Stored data
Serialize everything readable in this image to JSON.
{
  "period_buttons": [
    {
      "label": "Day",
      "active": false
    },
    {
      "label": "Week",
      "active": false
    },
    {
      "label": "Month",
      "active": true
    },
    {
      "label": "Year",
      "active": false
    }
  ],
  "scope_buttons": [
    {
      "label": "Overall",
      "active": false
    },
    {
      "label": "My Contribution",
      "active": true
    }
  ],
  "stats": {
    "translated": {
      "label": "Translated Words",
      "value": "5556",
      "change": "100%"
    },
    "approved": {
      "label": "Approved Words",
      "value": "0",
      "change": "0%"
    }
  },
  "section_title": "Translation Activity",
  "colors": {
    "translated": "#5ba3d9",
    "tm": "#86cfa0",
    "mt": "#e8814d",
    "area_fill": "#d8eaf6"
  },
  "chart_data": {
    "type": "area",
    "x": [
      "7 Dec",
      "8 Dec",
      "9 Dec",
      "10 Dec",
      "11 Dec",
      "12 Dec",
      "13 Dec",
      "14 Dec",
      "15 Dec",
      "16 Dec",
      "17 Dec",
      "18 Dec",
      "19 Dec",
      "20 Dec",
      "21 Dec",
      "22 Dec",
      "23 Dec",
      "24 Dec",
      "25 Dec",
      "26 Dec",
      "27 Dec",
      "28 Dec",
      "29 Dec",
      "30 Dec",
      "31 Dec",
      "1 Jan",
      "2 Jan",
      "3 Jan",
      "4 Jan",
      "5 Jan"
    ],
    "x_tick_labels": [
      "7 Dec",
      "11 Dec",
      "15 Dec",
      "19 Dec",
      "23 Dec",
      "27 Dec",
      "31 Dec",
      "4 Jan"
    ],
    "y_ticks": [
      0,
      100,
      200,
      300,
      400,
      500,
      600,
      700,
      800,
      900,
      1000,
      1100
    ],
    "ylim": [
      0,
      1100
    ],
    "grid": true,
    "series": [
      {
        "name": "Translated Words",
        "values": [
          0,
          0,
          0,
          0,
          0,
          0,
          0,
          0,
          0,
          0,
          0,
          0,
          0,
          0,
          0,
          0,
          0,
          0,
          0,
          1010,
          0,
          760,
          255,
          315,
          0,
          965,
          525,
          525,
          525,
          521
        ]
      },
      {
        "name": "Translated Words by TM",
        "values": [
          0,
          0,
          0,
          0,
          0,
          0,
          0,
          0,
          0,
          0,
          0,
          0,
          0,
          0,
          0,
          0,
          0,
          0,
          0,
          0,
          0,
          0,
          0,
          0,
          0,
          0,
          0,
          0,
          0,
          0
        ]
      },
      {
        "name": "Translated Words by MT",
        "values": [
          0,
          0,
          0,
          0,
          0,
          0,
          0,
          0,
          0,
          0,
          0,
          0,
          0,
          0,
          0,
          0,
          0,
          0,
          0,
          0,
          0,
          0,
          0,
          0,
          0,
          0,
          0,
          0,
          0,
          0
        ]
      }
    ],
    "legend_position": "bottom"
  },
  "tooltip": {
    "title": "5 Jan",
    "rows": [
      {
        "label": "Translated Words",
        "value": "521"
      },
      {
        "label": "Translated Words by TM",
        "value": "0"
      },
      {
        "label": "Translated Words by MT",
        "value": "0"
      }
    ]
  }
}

▶ _SHORT EXERCISE_
Go through the listing above and list every line that has the word "name".

▶ _WRITTEN ANSWER_
        "name": "Translated Words",
        "name": "Translated Words by TM",
        "name": "Translated Words by MT",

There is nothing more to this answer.